Provided records

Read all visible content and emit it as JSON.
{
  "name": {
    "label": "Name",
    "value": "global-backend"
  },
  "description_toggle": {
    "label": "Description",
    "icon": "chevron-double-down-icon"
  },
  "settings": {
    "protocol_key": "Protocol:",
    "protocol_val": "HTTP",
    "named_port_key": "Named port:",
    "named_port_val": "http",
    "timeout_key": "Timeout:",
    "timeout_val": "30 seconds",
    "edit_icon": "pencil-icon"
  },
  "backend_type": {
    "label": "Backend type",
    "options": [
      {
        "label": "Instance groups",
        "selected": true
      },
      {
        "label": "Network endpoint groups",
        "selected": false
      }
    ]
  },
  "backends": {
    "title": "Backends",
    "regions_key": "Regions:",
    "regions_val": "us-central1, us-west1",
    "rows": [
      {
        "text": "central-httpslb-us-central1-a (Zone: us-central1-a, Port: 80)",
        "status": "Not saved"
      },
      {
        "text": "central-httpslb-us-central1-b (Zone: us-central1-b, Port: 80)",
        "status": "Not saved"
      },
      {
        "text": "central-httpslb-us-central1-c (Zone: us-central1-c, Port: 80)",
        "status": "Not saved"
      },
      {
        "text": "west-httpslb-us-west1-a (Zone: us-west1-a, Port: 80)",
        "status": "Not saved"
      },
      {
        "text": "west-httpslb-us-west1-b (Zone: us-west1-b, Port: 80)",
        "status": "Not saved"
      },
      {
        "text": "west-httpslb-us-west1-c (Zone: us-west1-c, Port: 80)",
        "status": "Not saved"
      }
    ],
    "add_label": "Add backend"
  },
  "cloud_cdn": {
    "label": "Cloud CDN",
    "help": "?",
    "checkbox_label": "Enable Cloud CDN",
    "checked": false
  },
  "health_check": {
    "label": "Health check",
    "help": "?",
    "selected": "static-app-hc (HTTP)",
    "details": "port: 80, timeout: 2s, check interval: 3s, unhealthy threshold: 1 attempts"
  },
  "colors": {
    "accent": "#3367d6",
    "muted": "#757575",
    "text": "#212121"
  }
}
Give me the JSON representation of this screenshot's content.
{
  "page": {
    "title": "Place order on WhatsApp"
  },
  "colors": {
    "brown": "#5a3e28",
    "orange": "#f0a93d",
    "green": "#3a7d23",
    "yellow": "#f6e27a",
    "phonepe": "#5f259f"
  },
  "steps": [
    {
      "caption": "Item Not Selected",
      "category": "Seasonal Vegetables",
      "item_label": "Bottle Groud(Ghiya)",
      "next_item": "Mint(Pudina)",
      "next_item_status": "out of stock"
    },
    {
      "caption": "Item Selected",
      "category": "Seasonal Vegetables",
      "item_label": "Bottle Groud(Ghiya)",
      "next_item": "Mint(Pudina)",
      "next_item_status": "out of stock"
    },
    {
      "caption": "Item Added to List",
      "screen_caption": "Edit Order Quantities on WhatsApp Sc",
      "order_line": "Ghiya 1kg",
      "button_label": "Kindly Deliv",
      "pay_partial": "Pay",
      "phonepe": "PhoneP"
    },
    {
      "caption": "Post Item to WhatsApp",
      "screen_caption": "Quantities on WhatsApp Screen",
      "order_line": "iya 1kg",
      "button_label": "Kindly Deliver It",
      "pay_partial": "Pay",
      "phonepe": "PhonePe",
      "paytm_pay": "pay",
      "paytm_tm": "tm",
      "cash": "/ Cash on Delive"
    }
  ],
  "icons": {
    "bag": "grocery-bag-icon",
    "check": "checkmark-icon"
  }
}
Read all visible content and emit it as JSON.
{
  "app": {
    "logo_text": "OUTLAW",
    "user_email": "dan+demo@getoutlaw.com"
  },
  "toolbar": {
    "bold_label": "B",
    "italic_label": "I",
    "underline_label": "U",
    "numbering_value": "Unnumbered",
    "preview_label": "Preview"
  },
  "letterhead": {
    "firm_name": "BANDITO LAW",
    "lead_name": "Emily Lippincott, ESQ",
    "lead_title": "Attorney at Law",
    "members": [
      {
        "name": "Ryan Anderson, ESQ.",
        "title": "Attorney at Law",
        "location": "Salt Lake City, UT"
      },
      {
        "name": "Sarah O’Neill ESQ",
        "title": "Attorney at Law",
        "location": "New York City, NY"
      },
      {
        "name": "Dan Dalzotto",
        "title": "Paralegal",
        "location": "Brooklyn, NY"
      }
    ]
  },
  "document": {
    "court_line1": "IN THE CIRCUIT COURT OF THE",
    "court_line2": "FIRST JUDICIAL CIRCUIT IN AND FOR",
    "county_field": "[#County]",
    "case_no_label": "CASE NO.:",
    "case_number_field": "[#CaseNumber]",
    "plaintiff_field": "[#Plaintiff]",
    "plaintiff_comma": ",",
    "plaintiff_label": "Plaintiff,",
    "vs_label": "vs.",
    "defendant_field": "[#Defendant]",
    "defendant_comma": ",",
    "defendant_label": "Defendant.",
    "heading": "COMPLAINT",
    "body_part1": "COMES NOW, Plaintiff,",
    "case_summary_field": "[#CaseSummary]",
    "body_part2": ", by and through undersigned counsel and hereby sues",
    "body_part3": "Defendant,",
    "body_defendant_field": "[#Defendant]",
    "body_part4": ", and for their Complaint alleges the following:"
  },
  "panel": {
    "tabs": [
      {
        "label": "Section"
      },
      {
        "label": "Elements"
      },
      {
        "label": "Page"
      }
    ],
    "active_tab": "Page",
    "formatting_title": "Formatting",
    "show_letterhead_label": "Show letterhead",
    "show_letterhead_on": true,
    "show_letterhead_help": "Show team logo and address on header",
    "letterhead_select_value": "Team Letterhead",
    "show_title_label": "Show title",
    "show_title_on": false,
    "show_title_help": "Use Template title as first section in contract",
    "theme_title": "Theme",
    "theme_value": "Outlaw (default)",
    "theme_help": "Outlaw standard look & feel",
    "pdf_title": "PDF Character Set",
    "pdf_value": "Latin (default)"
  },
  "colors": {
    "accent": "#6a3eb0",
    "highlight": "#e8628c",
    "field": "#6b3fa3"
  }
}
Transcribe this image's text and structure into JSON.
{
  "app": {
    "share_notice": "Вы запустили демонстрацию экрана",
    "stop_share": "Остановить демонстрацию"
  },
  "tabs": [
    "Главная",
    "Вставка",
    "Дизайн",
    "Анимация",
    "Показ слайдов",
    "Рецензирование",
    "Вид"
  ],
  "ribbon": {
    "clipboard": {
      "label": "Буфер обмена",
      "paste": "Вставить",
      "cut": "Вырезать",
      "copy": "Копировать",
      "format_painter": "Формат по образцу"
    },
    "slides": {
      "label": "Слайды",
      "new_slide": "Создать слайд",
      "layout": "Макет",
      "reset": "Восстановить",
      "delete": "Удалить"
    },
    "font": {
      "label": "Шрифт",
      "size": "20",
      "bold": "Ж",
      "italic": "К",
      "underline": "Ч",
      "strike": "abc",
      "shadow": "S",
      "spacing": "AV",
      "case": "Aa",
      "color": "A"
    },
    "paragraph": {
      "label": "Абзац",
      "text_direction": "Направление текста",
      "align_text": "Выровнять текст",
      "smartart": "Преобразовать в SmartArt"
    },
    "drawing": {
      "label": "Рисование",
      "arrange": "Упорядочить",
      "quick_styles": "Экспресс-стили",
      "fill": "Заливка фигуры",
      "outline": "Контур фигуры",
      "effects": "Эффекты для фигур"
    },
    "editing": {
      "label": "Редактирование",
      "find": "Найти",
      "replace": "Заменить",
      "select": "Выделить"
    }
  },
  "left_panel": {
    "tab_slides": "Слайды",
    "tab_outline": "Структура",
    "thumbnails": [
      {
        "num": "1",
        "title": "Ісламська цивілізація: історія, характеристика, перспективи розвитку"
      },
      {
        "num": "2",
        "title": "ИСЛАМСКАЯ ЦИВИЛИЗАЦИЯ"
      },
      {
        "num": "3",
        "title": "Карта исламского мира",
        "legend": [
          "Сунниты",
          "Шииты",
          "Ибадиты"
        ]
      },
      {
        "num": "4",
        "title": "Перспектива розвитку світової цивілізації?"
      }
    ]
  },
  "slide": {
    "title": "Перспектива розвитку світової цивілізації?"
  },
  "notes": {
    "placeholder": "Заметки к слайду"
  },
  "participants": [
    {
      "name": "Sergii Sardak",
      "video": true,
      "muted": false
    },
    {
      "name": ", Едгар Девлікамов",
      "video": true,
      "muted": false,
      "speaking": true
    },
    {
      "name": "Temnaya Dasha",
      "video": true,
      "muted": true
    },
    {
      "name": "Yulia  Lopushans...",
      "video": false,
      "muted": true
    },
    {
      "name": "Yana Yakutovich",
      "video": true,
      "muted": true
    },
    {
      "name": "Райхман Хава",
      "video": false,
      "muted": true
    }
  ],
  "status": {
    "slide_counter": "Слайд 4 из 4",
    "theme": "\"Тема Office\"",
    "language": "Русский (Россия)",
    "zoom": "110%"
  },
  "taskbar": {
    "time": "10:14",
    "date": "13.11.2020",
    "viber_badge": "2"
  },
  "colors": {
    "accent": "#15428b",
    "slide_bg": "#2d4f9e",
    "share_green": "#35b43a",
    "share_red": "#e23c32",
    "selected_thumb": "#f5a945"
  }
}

Challenge
Pick out the lines containing the word "JSON" and show them.

Result
Read all visible content and emit it as JSON.
Give me the JSON representation of this screenshot's content.
Read all visible content and emit it as JSON.
Transcribe this image's text and structure into JSON.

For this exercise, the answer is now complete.